WHAT IS REQUIRED> Identify the lines bearing the string "JSON" and gather them.

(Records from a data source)
▼▼▼

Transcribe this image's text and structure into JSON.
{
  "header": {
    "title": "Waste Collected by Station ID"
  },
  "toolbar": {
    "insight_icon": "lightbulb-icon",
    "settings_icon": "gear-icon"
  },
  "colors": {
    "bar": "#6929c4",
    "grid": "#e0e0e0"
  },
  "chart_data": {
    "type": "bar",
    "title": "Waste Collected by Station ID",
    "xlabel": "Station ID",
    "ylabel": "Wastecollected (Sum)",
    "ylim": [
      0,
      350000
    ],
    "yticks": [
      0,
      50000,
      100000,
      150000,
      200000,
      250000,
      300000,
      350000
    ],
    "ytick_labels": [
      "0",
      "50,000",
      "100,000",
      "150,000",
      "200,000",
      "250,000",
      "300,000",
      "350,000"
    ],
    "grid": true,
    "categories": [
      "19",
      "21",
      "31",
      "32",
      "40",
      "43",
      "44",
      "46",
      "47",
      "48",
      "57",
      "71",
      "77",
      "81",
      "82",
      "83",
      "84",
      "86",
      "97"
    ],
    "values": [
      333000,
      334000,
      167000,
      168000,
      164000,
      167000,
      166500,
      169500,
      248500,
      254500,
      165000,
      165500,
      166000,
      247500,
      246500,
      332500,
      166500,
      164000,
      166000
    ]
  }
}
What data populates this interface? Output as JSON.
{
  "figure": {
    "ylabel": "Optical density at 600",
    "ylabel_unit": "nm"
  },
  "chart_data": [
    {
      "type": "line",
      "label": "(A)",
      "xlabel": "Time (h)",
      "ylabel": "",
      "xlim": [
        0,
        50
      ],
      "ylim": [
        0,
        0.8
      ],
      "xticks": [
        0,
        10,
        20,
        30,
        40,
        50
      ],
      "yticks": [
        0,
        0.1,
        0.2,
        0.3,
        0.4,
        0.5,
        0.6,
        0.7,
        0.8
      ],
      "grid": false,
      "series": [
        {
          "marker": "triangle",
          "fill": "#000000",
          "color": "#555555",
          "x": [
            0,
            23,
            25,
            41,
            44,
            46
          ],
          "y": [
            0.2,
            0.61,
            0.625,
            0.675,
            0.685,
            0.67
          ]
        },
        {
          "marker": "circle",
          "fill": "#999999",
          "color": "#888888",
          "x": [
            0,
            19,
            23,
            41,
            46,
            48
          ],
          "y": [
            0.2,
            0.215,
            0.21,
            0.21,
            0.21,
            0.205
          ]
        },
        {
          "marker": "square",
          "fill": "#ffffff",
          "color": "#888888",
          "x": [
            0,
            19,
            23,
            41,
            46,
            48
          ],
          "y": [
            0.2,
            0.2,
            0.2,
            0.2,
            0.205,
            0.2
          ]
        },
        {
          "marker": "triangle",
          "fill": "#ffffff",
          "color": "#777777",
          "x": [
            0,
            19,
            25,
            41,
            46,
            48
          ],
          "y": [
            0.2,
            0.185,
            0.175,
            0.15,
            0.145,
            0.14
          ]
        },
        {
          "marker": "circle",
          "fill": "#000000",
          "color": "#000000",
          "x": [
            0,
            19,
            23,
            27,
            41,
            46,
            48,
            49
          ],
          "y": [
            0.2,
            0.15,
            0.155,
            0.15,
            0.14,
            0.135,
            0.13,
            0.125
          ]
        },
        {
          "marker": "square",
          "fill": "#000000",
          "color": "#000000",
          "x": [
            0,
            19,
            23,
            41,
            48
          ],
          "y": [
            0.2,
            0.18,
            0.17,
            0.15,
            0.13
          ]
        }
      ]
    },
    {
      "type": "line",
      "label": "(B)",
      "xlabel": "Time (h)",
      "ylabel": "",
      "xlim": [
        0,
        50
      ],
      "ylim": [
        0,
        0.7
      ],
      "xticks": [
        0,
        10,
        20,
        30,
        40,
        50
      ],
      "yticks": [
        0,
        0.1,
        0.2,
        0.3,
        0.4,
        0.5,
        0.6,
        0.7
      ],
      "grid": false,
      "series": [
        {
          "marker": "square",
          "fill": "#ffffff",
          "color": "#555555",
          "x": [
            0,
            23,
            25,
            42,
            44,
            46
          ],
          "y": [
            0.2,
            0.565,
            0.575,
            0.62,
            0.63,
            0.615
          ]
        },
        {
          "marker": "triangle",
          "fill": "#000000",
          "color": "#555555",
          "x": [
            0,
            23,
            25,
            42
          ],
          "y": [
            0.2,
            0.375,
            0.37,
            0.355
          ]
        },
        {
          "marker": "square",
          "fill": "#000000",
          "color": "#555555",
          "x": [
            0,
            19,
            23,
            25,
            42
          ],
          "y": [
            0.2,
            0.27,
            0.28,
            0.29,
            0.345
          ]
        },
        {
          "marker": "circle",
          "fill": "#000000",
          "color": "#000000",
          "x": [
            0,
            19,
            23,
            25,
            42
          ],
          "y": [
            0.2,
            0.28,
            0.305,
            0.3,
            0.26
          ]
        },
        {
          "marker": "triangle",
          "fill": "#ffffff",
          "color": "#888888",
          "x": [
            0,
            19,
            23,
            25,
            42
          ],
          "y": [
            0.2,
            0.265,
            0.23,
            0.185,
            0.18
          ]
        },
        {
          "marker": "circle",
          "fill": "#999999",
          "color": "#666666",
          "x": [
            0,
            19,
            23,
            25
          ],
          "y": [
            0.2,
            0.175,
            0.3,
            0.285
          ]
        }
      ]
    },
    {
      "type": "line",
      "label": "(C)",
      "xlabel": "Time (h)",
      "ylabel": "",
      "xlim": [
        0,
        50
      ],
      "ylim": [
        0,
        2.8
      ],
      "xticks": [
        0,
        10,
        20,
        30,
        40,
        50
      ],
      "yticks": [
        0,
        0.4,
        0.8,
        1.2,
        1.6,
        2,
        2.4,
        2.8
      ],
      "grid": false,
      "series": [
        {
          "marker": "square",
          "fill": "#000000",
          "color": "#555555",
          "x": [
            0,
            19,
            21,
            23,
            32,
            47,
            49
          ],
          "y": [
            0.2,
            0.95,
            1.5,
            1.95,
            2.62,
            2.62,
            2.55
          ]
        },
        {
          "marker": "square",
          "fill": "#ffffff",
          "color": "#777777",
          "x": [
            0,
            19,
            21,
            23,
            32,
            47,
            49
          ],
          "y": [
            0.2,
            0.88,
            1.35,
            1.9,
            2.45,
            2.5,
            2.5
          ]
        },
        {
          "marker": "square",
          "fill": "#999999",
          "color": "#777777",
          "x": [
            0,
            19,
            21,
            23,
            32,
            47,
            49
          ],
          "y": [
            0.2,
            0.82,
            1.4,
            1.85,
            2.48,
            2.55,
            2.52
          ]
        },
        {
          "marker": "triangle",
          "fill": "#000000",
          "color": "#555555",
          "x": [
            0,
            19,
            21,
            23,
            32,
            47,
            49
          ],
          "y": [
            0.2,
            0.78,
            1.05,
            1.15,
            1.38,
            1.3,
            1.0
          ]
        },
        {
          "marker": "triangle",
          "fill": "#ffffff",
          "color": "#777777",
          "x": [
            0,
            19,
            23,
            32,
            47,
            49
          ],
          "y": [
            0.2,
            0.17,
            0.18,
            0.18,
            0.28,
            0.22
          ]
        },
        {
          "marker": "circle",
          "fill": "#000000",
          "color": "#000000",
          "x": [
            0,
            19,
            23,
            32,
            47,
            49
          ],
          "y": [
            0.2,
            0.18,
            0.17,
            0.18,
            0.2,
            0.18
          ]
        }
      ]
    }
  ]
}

▲▲▲

THE RESPONSE>
Transcribe this image's text and structure into JSON.
What data populates this interface? Output as JSON.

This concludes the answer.